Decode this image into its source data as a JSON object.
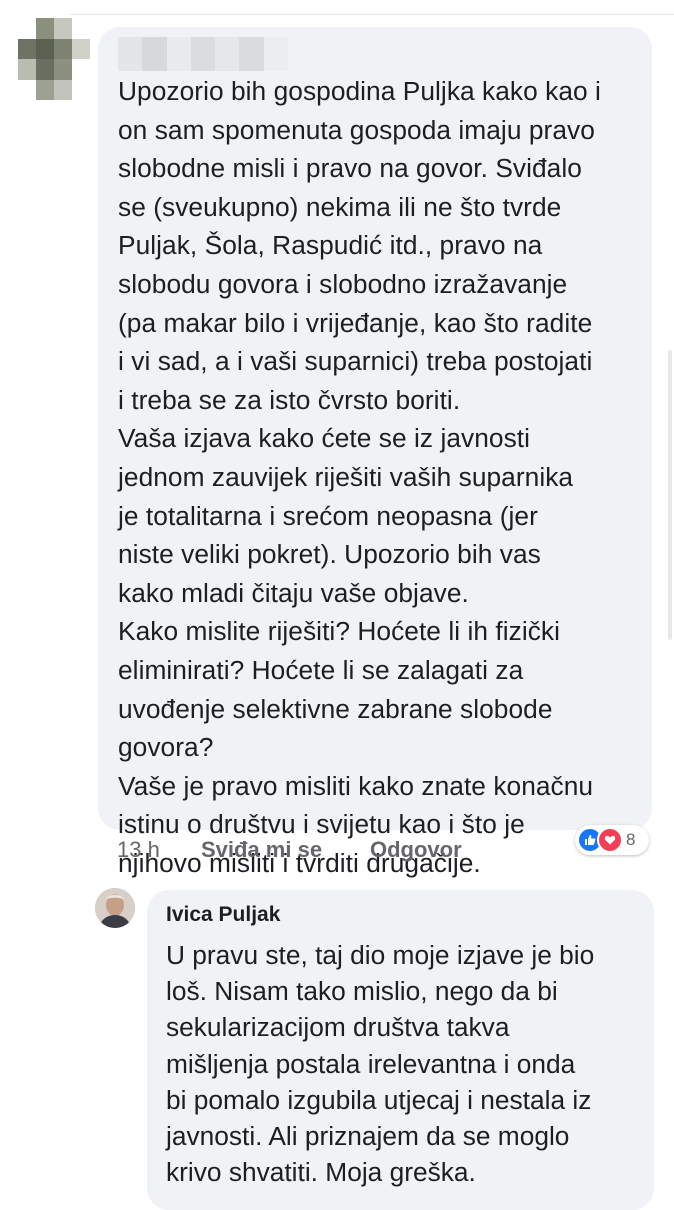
{
  "comment": {
    "author_label": "",
    "text": "Upozorio bih gospodina Puljka kako kao i\non sam spomenuta gospoda imaju pravo\nslobodne misli i pravo na govor. Sviđalo\nse (sveukupno) nekima ili ne što tvrde\nPuljak, Šola, Raspudić itd., pravo na\nslobodu govora i slobodno izražavanje\n(pa makar bilo i vrijeđanje, kao što radite\ni vi sad, a i vaši suparnici) treba postojati\ni treba se za isto čvrsto boriti.\nVaša izjava kako ćete se iz javnosti\njednom zauvijek riješiti vaših suparnika\nje totalitarna i srećom neopasna (jer\nniste veliki pokret). Upozorio bih vas\nkako mladi čitaju vaše objave.\nKako mislite riješiti? Hoćete li ih fizički\neliminirati? Hoćete li se zalagati za\nuvođenje selektivne zabrane slobode\ngovora?\nVaše je pravo misliti kako znate konačnu\nistinu o društvu i svijetu kao i što je\nnjihovo misliti i tvrditi drugačije.",
    "time": "13 h",
    "like_label": "Sviđa mi se",
    "reply_label": "Odgovor",
    "reactions": {
      "icons": [
        "like-icon",
        "love-icon"
      ],
      "count": "8",
      "like_color": "#1877f2",
      "love_color": "#f33e58"
    }
  },
  "reply": {
    "author": "Ivica Puljak",
    "text": "U pravu ste, taj dio moje izjave je bio\nloš. Nisam tako mislio, nego da bi\nsekularizacijom društva takva\nmišljenja postala irelevantna i onda\nbi pomalo izgubila utjecaj i nestala iz\njavnosti. Ali priznajem da se moglo\nkrivo shvatiti. Moja greška."
  },
  "colors": {
    "bubble_bg": "#f0f2f5",
    "meta_text": "#65676b",
    "body_text": "#1c1e21"
  }
}
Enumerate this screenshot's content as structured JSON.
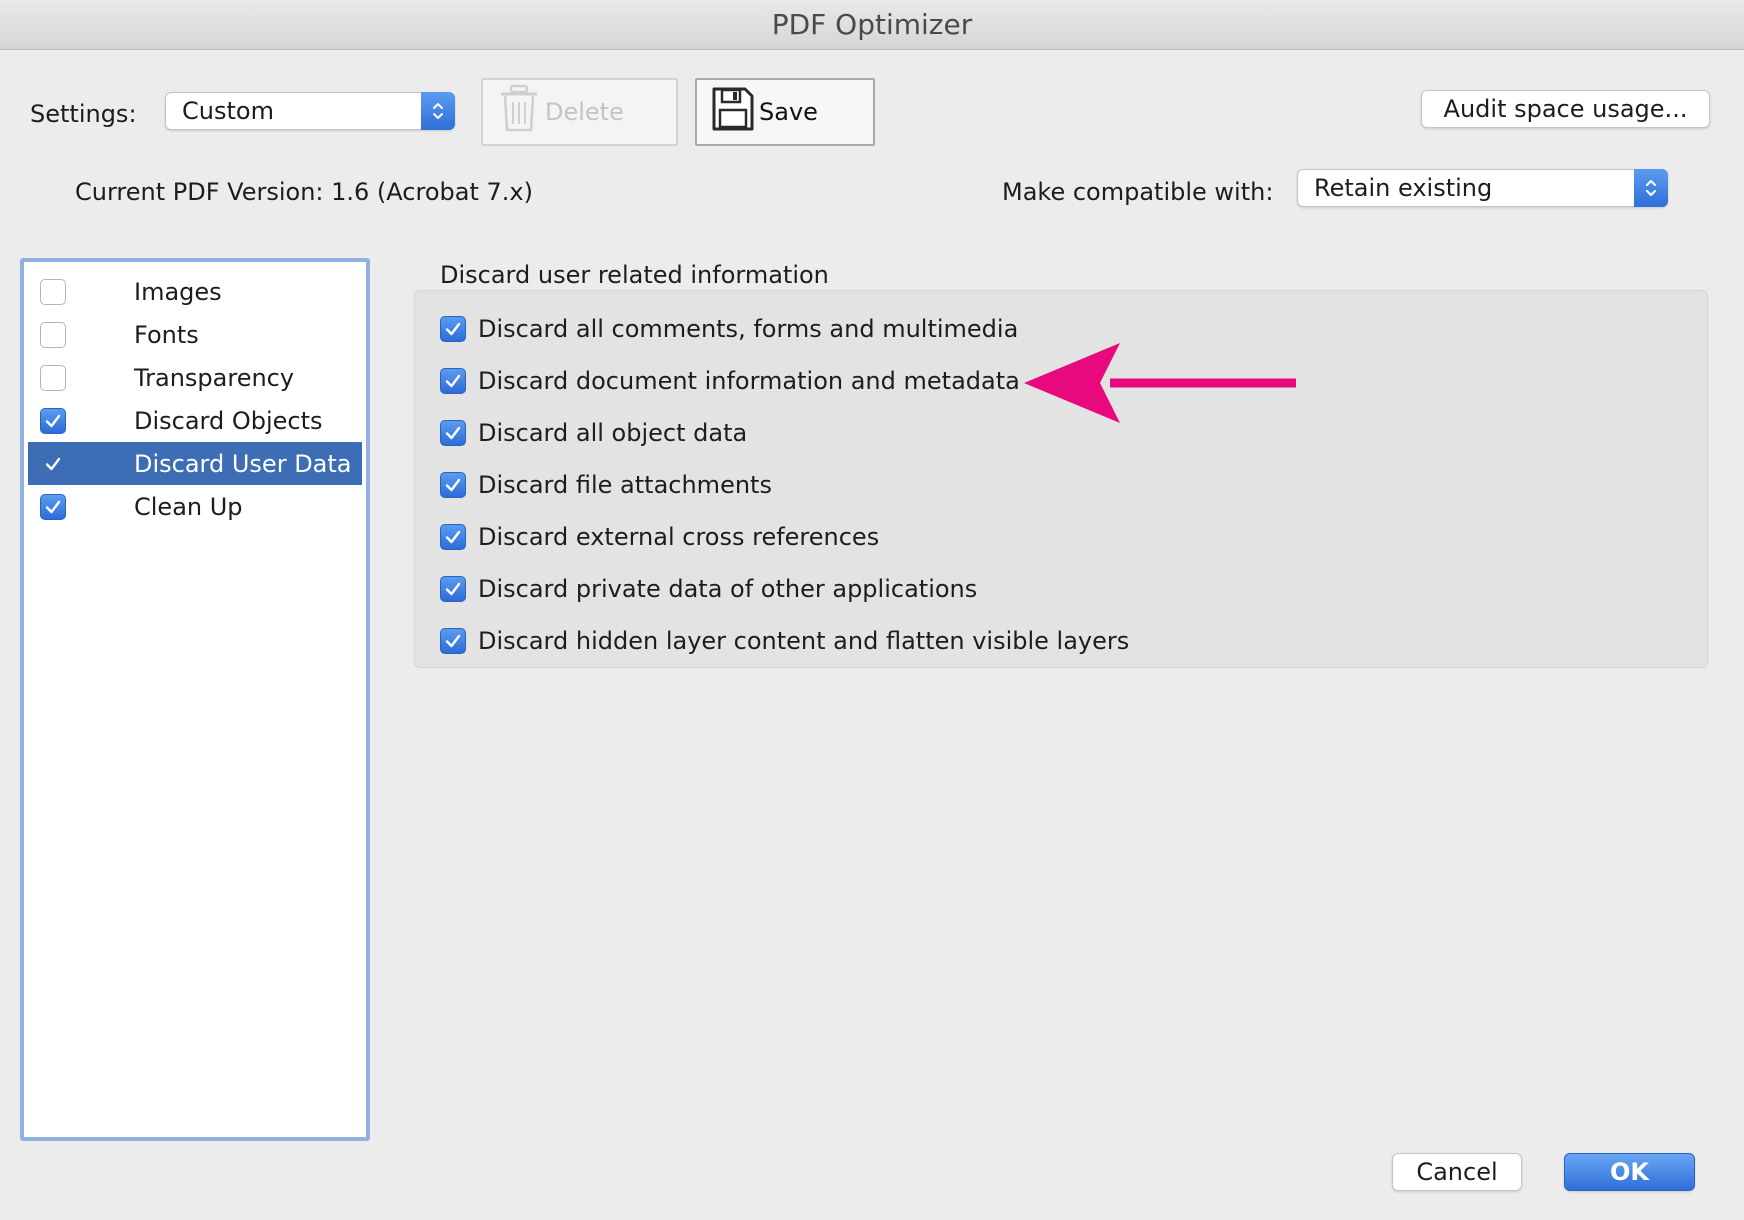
{
  "window": {
    "title": "PDF Optimizer"
  },
  "toolbar": {
    "settings_label": "Settings:",
    "settings_value": "Custom",
    "delete_label": "Delete",
    "save_label": "Save",
    "audit_label": "Audit space usage..."
  },
  "version": {
    "current_label": "Current PDF Version: 1.6 (Acrobat 7.x)",
    "compat_label": "Make compatible with:",
    "compat_value": "Retain existing"
  },
  "sidebar": {
    "items": [
      {
        "label": "Images",
        "checked": false,
        "selected": false
      },
      {
        "label": "Fonts",
        "checked": false,
        "selected": false
      },
      {
        "label": "Transparency",
        "checked": false,
        "selected": false
      },
      {
        "label": "Discard Objects",
        "checked": true,
        "selected": false
      },
      {
        "label": "Discard User Data",
        "checked": true,
        "selected": true
      },
      {
        "label": "Clean Up",
        "checked": true,
        "selected": false
      }
    ]
  },
  "panel": {
    "heading": "Discard user related information",
    "options": [
      {
        "label": "Discard all comments, forms and multimedia",
        "checked": true
      },
      {
        "label": "Discard document information and metadata",
        "checked": true
      },
      {
        "label": "Discard all object data",
        "checked": true
      },
      {
        "label": "Discard file attachments",
        "checked": true
      },
      {
        "label": "Discard external cross references",
        "checked": true
      },
      {
        "label": "Discard private data of other applications",
        "checked": true
      },
      {
        "label": "Discard hidden layer content and flatten visible layers",
        "checked": true
      }
    ]
  },
  "footer": {
    "cancel_label": "Cancel",
    "ok_label": "OK"
  },
  "colors": {
    "accent": "#2f6fd8",
    "selection": "#3c6db5",
    "annotation_arrow": "#e8097f"
  }
}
= = = = = = =
### EXERCISE BRIEF:
Copy out all lines from the material above that contain the string "content".

### TASK SOLUTION:
Enumerate this screenshot's content as structured JSON.
        "label": "Discard hidden layer content and flatten visible layers",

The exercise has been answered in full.